GIVEN EXERCISE: Rewrite the listing below, putting "list-item" wherever "bullet-item" appears and changing nothing else.

DATA TO PROCESS:

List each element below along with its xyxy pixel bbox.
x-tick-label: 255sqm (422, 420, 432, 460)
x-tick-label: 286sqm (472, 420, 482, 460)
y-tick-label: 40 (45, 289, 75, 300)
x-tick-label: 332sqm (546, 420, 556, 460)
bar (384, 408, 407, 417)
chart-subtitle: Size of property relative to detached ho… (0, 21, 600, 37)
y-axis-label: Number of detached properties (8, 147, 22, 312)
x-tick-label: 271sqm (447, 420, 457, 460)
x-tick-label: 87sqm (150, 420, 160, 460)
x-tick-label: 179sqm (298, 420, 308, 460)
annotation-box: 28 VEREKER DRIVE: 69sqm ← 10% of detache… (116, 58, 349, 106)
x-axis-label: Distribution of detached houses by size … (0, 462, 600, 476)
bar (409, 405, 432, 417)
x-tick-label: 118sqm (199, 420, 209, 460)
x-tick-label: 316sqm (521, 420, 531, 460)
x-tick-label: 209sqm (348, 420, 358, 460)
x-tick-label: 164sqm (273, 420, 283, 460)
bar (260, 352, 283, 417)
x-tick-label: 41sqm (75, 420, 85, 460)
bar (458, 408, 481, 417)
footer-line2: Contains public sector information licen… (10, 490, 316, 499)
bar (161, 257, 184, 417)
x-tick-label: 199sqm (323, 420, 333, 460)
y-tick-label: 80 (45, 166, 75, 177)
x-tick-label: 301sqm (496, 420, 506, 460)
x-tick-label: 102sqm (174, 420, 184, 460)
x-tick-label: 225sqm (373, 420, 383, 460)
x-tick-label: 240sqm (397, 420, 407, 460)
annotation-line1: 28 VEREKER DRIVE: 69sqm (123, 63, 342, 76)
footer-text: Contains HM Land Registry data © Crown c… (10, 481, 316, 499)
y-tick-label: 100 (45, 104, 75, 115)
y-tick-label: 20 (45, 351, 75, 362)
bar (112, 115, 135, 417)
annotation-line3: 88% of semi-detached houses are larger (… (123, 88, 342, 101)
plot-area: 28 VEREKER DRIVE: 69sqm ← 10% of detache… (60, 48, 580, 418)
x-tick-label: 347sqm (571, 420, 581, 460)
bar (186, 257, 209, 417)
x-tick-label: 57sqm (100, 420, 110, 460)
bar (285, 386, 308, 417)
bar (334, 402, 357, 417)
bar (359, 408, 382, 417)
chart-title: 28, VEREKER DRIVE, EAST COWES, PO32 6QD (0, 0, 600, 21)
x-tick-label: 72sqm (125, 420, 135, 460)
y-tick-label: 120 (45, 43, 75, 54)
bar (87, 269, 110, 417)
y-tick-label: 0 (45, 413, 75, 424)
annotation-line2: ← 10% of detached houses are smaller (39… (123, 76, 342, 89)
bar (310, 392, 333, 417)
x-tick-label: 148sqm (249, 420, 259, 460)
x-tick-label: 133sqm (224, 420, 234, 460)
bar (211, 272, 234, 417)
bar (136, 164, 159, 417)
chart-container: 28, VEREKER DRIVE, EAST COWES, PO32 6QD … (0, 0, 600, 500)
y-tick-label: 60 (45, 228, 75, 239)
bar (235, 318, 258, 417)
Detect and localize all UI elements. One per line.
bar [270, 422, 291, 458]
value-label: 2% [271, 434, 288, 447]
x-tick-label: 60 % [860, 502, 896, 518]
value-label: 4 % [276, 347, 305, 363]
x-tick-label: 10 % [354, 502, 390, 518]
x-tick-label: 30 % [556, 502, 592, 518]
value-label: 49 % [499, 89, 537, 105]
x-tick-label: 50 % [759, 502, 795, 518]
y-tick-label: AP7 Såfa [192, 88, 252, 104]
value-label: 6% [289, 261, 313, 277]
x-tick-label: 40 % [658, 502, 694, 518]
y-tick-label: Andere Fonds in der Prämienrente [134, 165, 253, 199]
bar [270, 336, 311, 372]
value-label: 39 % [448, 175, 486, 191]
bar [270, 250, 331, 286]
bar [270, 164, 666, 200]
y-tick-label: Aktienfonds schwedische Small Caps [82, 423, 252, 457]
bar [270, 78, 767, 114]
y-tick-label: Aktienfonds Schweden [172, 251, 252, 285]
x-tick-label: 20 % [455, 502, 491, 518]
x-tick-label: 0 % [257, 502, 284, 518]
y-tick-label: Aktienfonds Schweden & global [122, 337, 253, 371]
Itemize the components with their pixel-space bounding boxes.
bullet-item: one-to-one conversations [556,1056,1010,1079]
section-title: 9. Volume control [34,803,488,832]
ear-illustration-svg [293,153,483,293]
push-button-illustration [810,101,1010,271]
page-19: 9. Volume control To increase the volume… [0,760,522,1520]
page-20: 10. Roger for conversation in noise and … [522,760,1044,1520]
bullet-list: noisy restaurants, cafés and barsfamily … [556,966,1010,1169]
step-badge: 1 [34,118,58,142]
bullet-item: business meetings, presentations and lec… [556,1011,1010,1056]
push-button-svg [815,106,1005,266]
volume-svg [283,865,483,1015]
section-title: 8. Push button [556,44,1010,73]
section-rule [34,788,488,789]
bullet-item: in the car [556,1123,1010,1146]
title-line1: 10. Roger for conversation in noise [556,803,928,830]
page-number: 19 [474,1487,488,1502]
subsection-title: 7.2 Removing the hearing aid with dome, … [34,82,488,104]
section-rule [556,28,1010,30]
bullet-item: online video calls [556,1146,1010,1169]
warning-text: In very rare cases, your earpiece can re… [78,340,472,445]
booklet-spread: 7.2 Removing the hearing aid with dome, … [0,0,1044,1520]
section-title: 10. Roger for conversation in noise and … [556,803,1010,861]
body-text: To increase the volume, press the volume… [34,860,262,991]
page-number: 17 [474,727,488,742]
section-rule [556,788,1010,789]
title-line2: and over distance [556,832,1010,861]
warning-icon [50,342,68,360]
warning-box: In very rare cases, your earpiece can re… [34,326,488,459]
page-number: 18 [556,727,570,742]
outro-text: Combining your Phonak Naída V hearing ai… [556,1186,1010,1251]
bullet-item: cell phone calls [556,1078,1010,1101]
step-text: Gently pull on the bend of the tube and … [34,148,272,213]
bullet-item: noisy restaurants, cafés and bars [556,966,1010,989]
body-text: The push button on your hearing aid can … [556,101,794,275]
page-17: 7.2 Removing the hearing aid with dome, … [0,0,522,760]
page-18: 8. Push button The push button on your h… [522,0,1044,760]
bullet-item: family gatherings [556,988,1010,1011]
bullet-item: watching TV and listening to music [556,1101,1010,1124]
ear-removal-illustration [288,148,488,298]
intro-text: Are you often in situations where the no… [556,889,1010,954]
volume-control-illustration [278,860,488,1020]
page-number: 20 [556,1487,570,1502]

EXERCISE SOLUTION:
List each element below along with its xyxy pixel bbox.
x-tick-label: 255sqm (422, 420, 432, 460)
x-tick-label: 286sqm (472, 420, 482, 460)
y-tick-label: 40 (45, 289, 75, 300)
x-tick-label: 332sqm (546, 420, 556, 460)
bar (384, 408, 407, 417)
chart-subtitle: Size of property relative to detached ho… (0, 21, 600, 37)
y-axis-label: Number of detached properties (8, 147, 22, 312)
x-tick-label: 271sqm (447, 420, 457, 460)
x-tick-label: 87sqm (150, 420, 160, 460)
x-tick-label: 179sqm (298, 420, 308, 460)
annotation-box: 28 VEREKER DRIVE: 69sqm ← 10% of detache… (116, 58, 349, 106)
x-axis-label: Distribution of detached houses by size … (0, 462, 600, 476)
bar (409, 405, 432, 417)
x-tick-label: 118sqm (199, 420, 209, 460)
x-tick-label: 316sqm (521, 420, 531, 460)
x-tick-label: 209sqm (348, 420, 358, 460)
x-tick-label: 164sqm (273, 420, 283, 460)
bar (260, 352, 283, 417)
x-tick-label: 41sqm (75, 420, 85, 460)
bar (458, 408, 481, 417)
footer-line2: Contains public sector information licen… (10, 490, 316, 499)
bar (161, 257, 184, 417)
x-tick-label: 199sqm (323, 420, 333, 460)
y-tick-label: 80 (45, 166, 75, 177)
x-tick-label: 301sqm (496, 420, 506, 460)
x-tick-label: 102sqm (174, 420, 184, 460)
x-tick-label: 225sqm (373, 420, 383, 460)
x-tick-label: 240sqm (397, 420, 407, 460)
annotation-line1: 28 VEREKER DRIVE: 69sqm (123, 63, 342, 76)
footer-text: Contains HM Land Registry data © Crown c… (10, 481, 316, 499)
y-tick-label: 100 (45, 104, 75, 115)
y-tick-label: 20 (45, 351, 75, 362)
bar (112, 115, 135, 417)
annotation-line3: 88% of semi-detached houses are larger (… (123, 88, 342, 101)
plot-area: 28 VEREKER DRIVE: 69sqm ← 10% of detache… (60, 48, 580, 418)
x-tick-label: 347sqm (571, 420, 581, 460)
bar (186, 257, 209, 417)
x-tick-label: 57sqm (100, 420, 110, 460)
bar (285, 386, 308, 417)
bar (334, 402, 357, 417)
bar (359, 408, 382, 417)
chart-title: 28, VEREKER DRIVE, EAST COWES, PO32 6QD (0, 0, 600, 21)
x-tick-label: 72sqm (125, 420, 135, 460)
y-tick-label: 120 (45, 43, 75, 54)
bar (87, 269, 110, 417)
y-tick-label: 0 (45, 413, 75, 424)
annotation-line2: ← 10% of detached houses are smaller (39… (123, 76, 342, 89)
bar (310, 392, 333, 417)
x-tick-label: 148sqm (249, 420, 259, 460)
x-tick-label: 133sqm (224, 420, 234, 460)
bar (211, 272, 234, 417)
bar (136, 164, 159, 417)
chart-container: 28, VEREKER DRIVE, EAST COWES, PO32 6QD … (0, 0, 600, 500)
y-tick-label: 60 (45, 228, 75, 239)
bar (235, 318, 258, 417)
Detect and localize all UI elements. One per line.
bar [270, 422, 291, 458]
value-label: 2% [271, 434, 288, 447]
x-tick-label: 60 % [860, 502, 896, 518]
value-label: 4 % [276, 347, 305, 363]
x-tick-label: 10 % [354, 502, 390, 518]
x-tick-label: 30 % [556, 502, 592, 518]
value-label: 49 % [499, 89, 537, 105]
x-tick-label: 50 % [759, 502, 795, 518]
y-tick-label: AP7 Såfa [192, 88, 252, 104]
value-label: 6% [289, 261, 313, 277]
x-tick-label: 40 % [658, 502, 694, 518]
y-tick-label: Andere Fonds in der Prämienrente [134, 165, 253, 199]
bar [270, 336, 311, 372]
value-label: 39 % [448, 175, 486, 191]
bar [270, 250, 331, 286]
bar [270, 164, 666, 200]
y-tick-label: Aktienfonds schwedische Small Caps [82, 423, 252, 457]
bar [270, 78, 767, 114]
y-tick-label: Aktienfonds Schweden [172, 251, 252, 285]
x-tick-label: 20 % [455, 502, 491, 518]
x-tick-label: 0 % [257, 502, 284, 518]
y-tick-label: Aktienfonds Schweden & global [122, 337, 253, 371]
Itemize the components with their pixel-space bounding boxes.
list-item: one-to-one conversations [556,1056,1010,1079]
section-title: 9. Volume control [34,803,488,832]
ear-illustration-svg [293,153,483,293]
push-button-illustration [810,101,1010,271]
page-19: 9. Volume control To increase the volume… [0,760,522,1520]
page-20: 10. Roger for conversation in noise and … [522,760,1044,1520]
bullet-list: noisy restaurants, cafés and barsfamily … [556,966,1010,1169]
step-badge: 1 [34,118,58,142]
list-item: business meetings, presentations and lec… [556,1011,1010,1056]
push-button-svg [815,106,1005,266]
volume-svg [283,865,483,1015]
section-title: 8. Push button [556,44,1010,73]
section-rule [34,788,488,789]
list-item: in the car [556,1123,1010,1146]
title-line1: 10. Roger for conversation in noise [556,803,928,830]
page-number: 19 [474,1487,488,1502]
subsection-title: 7.2 Removing the hearing aid with dome, … [34,82,488,104]
section-rule [556,28,1010,30]
list-item: online video calls [556,1146,1010,1169]
warning-text: In very rare cases, your earpiece can re… [78,340,472,445]
booklet-spread: 7.2 Removing the hearing aid with dome, … [0,0,1044,1520]
section-title: 10. Roger for conversation in noise and … [556,803,1010,861]
body-text: To increase the volume, press the volume… [34,860,262,991]
page-number: 17 [474,727,488,742]
section-rule [556,788,1010,789]
title-line2: and over distance [556,832,1010,861]
warning-icon [50,342,68,360]
warning-box: In very rare cases, your earpiece can re… [34,326,488,459]
page-number: 18 [556,727,570,742]
outro-text: Combining your Phonak Naída V hearing ai… [556,1186,1010,1251]
list-item: cell phone calls [556,1078,1010,1101]
step-text: Gently pull on the bend of the tube and … [34,148,272,213]
list-item: noisy restaurants, cafés and bars [556,966,1010,989]
body-text: The push button on your hearing aid can … [556,101,794,275]
page-17: 7.2 Removing the hearing aid with dome, … [0,0,522,760]
page-18: 8. Push button The push button on your h… [522,0,1044,760]
list-item: family gatherings [556,988,1010,1011]
list-item: watching TV and listening to music [556,1101,1010,1124]
ear-removal-illustration [288,148,488,298]
intro-text: Are you often in situations where the no… [556,889,1010,954]
volume-control-illustration [278,860,488,1020]
page-number: 20 [556,1487,570,1502]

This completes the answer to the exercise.